--- Listed records ---

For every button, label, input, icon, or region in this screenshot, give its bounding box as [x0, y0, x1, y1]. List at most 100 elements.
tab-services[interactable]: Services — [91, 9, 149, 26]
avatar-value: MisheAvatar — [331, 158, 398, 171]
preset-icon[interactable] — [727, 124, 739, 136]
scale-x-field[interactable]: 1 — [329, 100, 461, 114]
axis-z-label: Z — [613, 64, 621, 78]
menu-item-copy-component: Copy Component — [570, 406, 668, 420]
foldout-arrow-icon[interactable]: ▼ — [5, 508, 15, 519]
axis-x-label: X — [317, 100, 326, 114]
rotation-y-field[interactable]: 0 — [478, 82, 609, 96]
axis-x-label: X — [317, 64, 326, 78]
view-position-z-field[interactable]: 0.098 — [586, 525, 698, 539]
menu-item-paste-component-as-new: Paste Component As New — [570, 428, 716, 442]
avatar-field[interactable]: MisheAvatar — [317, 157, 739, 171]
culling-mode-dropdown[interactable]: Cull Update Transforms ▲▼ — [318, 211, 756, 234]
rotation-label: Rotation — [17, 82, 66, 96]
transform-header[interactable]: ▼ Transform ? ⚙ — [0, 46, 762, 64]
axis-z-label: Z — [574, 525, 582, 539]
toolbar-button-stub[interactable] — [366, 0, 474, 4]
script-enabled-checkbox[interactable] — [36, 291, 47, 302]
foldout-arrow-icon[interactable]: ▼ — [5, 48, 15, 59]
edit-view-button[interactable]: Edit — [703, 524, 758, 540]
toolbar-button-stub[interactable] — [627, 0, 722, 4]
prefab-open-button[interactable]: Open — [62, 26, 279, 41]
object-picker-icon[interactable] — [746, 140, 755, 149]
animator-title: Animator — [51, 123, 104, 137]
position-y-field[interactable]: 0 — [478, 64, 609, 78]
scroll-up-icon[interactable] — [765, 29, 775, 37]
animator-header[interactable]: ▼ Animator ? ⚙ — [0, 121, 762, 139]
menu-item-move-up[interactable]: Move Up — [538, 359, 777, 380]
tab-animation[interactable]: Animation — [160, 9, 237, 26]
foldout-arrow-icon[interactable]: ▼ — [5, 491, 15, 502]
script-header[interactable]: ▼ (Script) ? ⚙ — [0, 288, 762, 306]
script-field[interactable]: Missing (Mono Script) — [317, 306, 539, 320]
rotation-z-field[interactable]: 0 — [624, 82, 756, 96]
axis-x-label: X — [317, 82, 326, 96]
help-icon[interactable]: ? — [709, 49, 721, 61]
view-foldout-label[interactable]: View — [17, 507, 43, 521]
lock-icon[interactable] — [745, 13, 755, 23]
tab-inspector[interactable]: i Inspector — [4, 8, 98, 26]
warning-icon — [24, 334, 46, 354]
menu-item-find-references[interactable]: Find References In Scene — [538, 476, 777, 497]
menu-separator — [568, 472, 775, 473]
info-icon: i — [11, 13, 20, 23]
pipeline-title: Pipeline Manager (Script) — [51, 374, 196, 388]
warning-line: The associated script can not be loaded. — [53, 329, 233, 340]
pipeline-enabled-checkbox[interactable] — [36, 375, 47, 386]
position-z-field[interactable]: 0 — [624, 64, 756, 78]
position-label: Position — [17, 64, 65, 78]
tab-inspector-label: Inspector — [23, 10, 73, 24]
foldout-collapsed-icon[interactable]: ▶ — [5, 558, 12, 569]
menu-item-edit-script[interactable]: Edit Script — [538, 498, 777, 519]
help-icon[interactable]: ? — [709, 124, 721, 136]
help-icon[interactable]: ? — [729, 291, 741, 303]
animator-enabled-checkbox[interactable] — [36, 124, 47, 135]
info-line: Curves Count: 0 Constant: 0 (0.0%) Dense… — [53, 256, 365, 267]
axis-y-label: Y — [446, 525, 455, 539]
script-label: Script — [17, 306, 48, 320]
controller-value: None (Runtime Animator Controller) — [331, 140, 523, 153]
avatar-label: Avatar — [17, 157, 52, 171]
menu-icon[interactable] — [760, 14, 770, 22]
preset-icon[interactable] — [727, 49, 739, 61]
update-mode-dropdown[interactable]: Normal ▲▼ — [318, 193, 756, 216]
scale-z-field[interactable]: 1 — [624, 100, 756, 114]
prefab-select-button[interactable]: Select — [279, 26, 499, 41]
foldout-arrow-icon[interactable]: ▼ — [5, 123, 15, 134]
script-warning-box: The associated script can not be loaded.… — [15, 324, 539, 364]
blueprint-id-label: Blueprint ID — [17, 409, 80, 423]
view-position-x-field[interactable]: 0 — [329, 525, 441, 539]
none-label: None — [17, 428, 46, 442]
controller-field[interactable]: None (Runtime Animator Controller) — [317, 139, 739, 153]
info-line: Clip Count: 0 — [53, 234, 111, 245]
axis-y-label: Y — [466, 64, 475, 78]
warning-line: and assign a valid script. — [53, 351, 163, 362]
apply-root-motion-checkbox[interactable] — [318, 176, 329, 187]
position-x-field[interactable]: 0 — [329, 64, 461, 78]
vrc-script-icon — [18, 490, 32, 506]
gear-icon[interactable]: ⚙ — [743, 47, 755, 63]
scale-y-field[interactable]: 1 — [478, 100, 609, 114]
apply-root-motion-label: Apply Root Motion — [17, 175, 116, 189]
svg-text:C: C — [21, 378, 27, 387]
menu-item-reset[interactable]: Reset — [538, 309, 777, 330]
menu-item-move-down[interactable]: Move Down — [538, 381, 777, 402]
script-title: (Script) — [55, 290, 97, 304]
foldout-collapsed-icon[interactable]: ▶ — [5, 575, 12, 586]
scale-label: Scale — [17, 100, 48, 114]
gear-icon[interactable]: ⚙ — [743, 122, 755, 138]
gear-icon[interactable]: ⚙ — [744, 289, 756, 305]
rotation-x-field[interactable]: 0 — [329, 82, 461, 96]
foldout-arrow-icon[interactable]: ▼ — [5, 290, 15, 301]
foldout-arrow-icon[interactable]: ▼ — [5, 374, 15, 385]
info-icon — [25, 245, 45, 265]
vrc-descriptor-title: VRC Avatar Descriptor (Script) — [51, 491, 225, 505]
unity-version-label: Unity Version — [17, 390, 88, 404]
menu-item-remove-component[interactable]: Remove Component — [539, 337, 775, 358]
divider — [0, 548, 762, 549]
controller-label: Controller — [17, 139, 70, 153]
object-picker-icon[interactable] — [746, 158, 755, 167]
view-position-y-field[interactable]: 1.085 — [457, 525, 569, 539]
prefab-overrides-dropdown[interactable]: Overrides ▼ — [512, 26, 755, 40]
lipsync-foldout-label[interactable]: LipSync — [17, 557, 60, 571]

---

### Given exercise
Count the lines in the entries above that contain the string "picker", and reply with the number alone.

### Output
2